Estratto>
▽
Il 2020 anno record per il caldo a livello globale, al pari del 2016, il più caldo mai registrato prima. Il dato, diffuso da Copernicus Climate Change Service, il programma di monitoraggio sui cambiamenti climatici dell’Unione europea, sottolinea come quello appeno concluso sia stato il sesto di una serie di anni eccezionalmente caldi a partire dal 2015. Si sono registrati 1,25 gradi centigradi in più rispetto al periodo preindustriale.

Per l’Europa si è trattato dell’anno più caldo mai registrato, con temperature di 0,4 gradi centigradi al di sopra di quelle del 2019. Inoltre, le concentrazioni di CO2 nell’atmosfera hanno continuato ad aumentare a un tasso di circa 2,3 parti per milione/annuo, raggiungendo un massimo di 413 durante maggio scorso.

La più grande deviazione annuale della temperatura media si è registrata nell’Artico e nella Siberia settentrionale. Qui, la stagione degli incendi è stata insolitamente attiva: è iniziata a maggio ed è continuata tutta l’estate fino ad autunno inoltrato; con una quantità record di anidride carbonica rilasciata e la dimensione della calotta polare artica significativamente inferiore alla media.
△
Esercizi da svolgere>
**1.** Secondo il testo sul caldo record del 2020, quale valore massimo di concentrazione di CO2 nell'atmosfera è stato raggiunto e in quale mese?
**2.** Scrivi il seguito del testo sul caldo record del 2020, riprendendo dopo la sua ultima frase.
Le voci seguenti provengono da una fonte diversa.

Dati archiviati>
▽
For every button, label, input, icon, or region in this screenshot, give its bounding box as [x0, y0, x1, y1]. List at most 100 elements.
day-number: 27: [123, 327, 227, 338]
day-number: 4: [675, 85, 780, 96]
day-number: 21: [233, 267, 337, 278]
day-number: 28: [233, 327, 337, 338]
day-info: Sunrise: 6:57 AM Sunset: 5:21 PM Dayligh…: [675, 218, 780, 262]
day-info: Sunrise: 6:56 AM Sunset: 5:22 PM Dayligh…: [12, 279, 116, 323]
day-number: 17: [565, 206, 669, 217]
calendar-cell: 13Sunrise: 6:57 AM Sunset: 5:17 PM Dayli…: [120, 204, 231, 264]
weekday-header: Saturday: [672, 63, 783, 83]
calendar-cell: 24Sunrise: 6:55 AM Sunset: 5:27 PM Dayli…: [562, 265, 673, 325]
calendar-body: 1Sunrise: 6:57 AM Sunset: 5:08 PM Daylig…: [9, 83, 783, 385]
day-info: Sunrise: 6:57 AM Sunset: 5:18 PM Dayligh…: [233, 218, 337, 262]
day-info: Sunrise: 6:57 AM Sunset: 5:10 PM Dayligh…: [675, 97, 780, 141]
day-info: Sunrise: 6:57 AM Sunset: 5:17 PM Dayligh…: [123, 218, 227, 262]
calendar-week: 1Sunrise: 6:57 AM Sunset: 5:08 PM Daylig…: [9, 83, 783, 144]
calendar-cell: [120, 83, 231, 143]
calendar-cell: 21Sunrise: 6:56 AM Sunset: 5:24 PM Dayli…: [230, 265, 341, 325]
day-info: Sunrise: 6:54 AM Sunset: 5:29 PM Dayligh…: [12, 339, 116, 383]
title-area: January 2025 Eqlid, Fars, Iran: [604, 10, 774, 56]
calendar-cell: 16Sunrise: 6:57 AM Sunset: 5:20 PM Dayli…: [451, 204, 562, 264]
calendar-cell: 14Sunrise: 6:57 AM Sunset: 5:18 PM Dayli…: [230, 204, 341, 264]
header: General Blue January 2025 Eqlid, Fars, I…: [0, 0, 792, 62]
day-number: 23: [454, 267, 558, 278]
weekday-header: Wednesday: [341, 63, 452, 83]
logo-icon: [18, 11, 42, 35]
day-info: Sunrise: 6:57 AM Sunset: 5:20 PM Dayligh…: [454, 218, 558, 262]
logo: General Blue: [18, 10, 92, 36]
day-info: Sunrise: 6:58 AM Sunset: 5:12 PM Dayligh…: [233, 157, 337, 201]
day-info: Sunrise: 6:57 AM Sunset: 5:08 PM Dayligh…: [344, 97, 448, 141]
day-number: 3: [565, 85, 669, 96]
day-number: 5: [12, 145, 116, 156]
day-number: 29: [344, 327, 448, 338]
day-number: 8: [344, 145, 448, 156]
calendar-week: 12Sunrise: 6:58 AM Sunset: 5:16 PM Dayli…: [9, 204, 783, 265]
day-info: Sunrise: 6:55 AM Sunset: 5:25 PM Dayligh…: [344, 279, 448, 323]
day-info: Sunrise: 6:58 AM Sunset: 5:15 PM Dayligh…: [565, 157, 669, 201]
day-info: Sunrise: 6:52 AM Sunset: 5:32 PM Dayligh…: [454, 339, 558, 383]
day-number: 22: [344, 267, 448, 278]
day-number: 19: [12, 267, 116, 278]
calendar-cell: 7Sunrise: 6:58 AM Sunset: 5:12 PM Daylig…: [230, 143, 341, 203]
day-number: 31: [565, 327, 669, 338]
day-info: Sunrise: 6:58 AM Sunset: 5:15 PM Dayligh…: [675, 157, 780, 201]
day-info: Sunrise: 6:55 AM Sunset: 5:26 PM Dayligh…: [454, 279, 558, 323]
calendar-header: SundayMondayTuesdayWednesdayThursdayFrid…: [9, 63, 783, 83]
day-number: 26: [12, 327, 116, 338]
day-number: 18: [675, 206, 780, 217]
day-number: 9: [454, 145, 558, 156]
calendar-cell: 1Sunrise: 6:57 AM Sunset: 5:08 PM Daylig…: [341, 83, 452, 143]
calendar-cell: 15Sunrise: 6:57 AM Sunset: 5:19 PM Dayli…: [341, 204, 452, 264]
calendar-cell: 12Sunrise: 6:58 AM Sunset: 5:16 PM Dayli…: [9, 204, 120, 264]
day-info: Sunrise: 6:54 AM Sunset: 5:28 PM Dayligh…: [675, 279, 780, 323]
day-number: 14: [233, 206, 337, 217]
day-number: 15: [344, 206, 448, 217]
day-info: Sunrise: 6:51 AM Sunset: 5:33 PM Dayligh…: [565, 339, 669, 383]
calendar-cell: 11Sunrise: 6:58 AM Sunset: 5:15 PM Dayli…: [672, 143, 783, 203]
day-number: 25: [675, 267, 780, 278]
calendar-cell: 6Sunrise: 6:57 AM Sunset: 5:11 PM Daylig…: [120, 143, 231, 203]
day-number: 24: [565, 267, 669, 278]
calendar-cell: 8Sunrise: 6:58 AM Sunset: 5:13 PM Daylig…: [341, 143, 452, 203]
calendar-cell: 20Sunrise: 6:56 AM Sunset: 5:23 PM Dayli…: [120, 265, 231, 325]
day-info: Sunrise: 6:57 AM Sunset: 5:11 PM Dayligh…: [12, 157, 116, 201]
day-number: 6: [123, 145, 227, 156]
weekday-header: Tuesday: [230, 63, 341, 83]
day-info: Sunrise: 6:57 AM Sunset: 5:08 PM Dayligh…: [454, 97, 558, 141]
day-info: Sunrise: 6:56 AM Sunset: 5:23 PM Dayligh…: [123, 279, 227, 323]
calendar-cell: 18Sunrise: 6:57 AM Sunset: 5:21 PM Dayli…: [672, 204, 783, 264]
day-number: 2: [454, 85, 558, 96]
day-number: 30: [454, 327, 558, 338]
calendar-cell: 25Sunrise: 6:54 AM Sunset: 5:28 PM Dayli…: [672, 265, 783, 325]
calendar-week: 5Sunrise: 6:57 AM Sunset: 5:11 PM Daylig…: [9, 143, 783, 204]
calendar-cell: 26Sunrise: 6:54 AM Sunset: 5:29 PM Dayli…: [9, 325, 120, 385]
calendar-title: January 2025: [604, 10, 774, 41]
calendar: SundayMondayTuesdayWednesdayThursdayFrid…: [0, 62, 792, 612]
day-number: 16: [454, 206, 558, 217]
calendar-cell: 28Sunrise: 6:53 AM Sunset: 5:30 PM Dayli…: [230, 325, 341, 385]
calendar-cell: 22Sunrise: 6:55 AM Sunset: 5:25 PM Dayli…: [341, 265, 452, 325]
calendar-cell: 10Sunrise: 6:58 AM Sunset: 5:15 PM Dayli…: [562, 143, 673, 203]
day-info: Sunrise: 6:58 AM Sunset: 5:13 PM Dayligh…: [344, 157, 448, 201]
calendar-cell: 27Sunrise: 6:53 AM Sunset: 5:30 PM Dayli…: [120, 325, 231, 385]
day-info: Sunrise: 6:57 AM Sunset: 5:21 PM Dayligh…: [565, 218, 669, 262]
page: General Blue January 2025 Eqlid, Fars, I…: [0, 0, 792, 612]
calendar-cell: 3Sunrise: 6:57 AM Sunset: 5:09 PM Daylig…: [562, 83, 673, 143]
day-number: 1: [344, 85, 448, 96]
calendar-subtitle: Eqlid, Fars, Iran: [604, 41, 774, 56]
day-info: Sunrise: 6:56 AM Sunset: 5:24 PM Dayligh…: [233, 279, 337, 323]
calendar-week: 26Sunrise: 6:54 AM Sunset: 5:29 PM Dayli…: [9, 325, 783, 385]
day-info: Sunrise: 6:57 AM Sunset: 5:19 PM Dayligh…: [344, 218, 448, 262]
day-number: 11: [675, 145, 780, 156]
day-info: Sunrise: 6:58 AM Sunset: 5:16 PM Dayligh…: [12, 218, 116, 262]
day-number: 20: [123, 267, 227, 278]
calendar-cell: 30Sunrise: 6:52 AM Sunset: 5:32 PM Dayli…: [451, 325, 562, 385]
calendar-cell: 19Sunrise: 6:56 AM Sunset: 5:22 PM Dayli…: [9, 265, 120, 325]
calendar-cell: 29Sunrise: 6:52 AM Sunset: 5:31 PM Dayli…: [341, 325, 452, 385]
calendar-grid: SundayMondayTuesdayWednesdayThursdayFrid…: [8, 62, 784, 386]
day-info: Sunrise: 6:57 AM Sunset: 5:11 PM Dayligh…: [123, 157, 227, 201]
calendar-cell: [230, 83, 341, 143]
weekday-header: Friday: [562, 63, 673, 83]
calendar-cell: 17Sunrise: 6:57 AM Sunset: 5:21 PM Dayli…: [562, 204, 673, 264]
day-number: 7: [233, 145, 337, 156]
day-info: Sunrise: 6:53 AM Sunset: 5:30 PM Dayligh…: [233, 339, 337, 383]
△
Risposte per voce>
**1.** Un massimo di 413 parti per milione, raggiunto durante il mese di maggio.

**2.**
In Europa, le temperature dell’inverno 2020, da dicembre 2019 a febbraio, hanno superato il precedente anno più caldo del 2016 di quasi 1,4 gradi C, mentre l’autunno, da settembre a novembre, ha superato il vecchio record del 2006 di 0,4 gradi C.

“Il 2020 si distingue per le temperature eccezionalmente calde nell’Artico e un numero record di tempeste tropicali nel Nord Atlantico – ha commentato Carlo Buontempo, direttore di Copernicus Climate Change Service – non sorprende che l’ultimo decennio sia stato il più caldo mai registrato. Tutto ciò evidenzia l’urgenza di ridurre drasticamente le emissioni per prevenire impatti climatici negativi in futuro”.